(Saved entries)
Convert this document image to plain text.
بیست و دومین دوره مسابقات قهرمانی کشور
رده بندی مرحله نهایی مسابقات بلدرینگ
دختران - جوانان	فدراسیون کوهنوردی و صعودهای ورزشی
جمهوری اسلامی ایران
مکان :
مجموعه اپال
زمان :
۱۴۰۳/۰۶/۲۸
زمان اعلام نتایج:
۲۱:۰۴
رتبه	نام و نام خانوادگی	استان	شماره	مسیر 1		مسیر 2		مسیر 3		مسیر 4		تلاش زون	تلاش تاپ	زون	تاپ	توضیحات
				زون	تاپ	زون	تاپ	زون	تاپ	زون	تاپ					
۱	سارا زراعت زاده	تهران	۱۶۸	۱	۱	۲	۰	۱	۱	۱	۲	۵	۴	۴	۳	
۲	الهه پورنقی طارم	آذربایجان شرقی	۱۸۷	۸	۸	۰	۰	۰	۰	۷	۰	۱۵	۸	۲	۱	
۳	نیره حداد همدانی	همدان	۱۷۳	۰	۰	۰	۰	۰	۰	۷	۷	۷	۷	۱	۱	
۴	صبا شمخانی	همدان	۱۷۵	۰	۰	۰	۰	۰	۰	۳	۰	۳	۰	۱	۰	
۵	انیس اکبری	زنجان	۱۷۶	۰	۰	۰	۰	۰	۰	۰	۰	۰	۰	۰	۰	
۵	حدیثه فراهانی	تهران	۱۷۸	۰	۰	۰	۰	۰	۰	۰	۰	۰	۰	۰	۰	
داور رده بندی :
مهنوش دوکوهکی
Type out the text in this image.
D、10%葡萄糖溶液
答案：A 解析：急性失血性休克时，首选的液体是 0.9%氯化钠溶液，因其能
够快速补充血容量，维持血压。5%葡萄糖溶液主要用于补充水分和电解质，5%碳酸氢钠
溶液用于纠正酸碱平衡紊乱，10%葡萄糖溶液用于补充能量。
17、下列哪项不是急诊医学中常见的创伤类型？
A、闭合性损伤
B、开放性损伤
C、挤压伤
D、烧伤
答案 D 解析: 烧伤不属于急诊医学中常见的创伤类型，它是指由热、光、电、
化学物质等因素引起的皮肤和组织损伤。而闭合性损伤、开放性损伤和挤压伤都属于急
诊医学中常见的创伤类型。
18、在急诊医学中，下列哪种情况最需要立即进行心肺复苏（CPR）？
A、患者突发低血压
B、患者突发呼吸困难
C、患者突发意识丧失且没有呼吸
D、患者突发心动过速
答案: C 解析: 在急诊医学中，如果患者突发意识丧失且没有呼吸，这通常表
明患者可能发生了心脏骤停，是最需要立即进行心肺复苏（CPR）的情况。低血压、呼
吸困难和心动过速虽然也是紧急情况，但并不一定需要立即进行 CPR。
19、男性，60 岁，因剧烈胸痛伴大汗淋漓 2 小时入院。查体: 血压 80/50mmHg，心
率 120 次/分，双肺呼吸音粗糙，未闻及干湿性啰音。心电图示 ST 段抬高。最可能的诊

**Stated task:** Review the material and copy each line in which the word "在急诊医学中" appears.

**The response:**
18、在急诊医学中，下列哪种情况最需要立即进行心肺复苏（CPR）？
答案: C 解析: 在急诊医学中，如果患者突发意识丧失且没有呼吸，这通常表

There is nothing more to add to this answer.